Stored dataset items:
==============================
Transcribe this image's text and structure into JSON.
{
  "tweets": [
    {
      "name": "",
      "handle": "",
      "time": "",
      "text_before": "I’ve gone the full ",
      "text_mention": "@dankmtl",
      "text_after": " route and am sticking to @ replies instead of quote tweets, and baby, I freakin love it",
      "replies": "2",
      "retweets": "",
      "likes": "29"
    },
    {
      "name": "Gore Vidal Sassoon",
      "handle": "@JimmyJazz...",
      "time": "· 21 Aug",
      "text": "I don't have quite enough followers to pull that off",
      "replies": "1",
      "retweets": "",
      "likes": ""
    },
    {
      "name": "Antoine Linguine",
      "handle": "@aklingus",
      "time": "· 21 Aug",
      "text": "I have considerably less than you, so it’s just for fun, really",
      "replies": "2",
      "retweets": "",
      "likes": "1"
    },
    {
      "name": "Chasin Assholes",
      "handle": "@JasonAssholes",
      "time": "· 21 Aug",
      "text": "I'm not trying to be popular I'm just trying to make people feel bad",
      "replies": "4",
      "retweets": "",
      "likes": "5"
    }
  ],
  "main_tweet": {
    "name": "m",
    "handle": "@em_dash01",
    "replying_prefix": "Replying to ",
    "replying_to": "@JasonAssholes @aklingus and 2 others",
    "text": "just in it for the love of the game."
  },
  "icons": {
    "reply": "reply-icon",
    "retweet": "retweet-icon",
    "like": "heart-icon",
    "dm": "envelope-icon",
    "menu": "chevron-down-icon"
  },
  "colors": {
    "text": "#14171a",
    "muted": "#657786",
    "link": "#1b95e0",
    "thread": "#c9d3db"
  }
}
==============================
*WHAT IS NEEDED*: Pick out each line that holds the string "just".

*WRITTEN REPLY*:
      "text": "I have considerably less than you, so it’s just for fun, really",
      "text": "I'm not trying to be popular I'm just trying to make people feel bad",
    "text": "just in it for the love of the game."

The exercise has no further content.